After the catastrophe. The return to a normal life hardly seems possible for the Jews  of Europe who were able to escape the Shoah. Although they had been victims of a specific persecution, their lot constitutes only one problem among many on the scale of a continent to be rebuilt. They all want to find their relatives and close friends, to return to their homes or find a safe haven, to imagine a future again. Who is to help them? which justice ? How to preserve the vestiges of a vanished world and gather the evidence of the crime.

Goals:
1: Echo the part of the passage on Jewish survivors after the Shoah that opens with the words containing "After the catastrophe." and closes with "of the crime.".
2: Condense the paragraph of the passage on Jewish survivors after the Shoah that begins "After the catastrophe" into a short bulleted list that keeps its main facts.
These lines have no connection to the passage on Jewish survivors after the Shoah.

(Spatial annotation lines)

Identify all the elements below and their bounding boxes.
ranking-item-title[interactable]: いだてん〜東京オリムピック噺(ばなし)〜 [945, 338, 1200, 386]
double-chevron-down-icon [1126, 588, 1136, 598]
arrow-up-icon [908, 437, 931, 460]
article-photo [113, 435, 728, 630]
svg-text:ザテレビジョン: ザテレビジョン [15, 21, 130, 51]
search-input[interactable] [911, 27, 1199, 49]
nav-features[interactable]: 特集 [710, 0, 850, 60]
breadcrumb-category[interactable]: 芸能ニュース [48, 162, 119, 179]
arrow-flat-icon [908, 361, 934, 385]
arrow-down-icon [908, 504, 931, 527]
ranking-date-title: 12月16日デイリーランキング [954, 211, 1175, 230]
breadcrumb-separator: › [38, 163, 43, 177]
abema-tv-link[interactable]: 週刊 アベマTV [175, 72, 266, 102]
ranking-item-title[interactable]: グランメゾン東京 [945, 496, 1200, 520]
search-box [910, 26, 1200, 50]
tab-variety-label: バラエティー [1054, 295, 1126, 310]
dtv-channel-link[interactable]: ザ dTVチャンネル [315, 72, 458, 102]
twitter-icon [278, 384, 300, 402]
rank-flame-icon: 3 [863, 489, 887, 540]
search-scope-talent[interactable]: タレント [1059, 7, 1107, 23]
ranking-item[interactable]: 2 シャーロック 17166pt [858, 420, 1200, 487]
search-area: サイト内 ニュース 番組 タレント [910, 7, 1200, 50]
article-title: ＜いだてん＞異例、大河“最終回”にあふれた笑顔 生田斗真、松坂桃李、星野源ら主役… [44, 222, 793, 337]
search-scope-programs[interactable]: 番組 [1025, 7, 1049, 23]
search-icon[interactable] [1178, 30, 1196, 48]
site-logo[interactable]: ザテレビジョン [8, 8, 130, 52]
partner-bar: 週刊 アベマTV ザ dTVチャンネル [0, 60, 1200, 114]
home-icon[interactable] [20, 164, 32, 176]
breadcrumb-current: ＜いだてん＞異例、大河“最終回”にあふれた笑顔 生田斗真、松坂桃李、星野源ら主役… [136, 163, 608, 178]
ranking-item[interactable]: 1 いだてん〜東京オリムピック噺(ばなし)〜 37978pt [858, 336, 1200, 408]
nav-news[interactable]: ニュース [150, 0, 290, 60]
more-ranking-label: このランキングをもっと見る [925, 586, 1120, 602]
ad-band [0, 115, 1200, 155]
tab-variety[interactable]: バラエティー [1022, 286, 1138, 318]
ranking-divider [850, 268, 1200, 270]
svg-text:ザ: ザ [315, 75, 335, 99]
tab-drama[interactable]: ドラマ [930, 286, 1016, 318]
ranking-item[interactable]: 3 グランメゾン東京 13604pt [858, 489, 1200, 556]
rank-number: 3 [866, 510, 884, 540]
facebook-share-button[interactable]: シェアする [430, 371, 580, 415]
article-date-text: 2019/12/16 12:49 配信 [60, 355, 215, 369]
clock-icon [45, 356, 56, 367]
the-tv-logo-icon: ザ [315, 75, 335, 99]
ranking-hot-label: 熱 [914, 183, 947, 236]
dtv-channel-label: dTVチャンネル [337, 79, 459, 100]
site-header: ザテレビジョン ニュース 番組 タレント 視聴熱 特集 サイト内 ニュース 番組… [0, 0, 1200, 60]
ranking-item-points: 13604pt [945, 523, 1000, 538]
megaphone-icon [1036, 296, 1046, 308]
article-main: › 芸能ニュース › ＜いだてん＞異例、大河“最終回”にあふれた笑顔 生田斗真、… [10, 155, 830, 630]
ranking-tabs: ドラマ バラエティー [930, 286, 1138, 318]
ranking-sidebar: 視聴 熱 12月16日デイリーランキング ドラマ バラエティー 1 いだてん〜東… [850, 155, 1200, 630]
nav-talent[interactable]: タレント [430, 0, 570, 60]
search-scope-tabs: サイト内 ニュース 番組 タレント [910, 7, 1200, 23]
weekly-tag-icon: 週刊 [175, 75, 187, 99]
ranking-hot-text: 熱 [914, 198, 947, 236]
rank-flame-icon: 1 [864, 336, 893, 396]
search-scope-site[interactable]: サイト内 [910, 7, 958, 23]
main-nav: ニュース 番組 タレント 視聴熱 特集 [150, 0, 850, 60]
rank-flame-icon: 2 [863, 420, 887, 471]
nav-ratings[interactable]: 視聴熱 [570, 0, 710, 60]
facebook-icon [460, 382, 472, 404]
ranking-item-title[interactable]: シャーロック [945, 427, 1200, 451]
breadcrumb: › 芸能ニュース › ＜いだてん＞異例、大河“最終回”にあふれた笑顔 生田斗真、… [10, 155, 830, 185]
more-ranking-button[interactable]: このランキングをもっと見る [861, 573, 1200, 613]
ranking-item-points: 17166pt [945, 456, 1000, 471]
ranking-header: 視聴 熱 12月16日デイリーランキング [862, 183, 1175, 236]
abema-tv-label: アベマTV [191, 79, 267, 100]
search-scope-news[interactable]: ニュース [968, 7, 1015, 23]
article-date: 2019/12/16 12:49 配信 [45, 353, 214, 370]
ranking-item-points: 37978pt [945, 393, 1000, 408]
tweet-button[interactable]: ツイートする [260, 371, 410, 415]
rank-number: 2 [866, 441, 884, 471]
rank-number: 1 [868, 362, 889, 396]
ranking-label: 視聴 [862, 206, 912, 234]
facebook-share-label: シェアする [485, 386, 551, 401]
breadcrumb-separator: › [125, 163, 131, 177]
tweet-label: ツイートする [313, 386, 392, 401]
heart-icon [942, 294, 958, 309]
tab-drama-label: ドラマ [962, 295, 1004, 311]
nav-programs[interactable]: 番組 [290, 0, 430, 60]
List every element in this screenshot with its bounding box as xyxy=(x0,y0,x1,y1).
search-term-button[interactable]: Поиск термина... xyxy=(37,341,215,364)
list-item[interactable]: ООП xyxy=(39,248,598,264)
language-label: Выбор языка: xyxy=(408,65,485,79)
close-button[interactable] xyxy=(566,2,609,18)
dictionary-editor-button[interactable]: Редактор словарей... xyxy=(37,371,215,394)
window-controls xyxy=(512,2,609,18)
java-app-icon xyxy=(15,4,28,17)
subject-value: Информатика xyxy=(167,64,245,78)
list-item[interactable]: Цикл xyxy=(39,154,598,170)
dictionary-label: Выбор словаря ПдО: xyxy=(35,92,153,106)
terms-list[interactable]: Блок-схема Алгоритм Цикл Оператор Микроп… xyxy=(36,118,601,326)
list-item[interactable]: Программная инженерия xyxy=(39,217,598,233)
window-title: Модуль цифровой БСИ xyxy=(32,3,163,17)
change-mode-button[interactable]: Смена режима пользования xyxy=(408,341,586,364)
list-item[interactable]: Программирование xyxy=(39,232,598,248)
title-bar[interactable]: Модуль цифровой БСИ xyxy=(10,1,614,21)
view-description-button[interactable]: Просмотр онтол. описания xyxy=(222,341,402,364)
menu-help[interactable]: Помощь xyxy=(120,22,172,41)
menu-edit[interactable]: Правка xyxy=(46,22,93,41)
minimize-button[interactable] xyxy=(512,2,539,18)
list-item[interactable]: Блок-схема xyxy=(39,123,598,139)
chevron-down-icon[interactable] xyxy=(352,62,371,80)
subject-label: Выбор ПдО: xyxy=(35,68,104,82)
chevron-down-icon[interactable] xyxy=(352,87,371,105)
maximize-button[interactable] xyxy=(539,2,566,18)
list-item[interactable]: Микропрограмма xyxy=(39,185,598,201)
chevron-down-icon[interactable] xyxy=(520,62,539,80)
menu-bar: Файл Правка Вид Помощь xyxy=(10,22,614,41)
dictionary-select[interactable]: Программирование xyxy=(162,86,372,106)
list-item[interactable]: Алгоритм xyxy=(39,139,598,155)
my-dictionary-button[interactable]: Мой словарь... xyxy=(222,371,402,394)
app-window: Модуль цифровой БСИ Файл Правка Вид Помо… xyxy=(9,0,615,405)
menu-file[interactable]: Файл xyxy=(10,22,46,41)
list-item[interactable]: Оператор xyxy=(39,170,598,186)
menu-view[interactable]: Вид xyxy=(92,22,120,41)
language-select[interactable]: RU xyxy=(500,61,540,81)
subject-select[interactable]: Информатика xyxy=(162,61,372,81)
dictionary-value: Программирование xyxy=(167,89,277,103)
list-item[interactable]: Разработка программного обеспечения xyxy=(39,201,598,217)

List of solutions:
1:
After the catastrophe. The return to a normal life hardly seems possible for the Jews  of Europe who were able to escape the Shoah. Although they had been victims of a specific persecution, their lot constitutes only one problem among many on the scale of a continent to be rebuilt. They all want to find their relatives and close friends, to return to their homes or find a safe haven, to imagine a future again. Who is to help them? which justice ? How to preserve the vestiges of a vanished world and gather the evidence of the crime.

2:
- For the Jews of Europe who escaped the Shoah, returning to a normal life hardly seems possible.
- Although they suffered a specific persecution, their situation is only one problem among many across a continent that must be rebuilt.
- They want to find relatives and close friends, return home or find a safe haven, and imagine a future again.
- Open questions remain: who will help them, what justice there will be, and how to preserve the traces of a vanished world and gather evidence of the crime.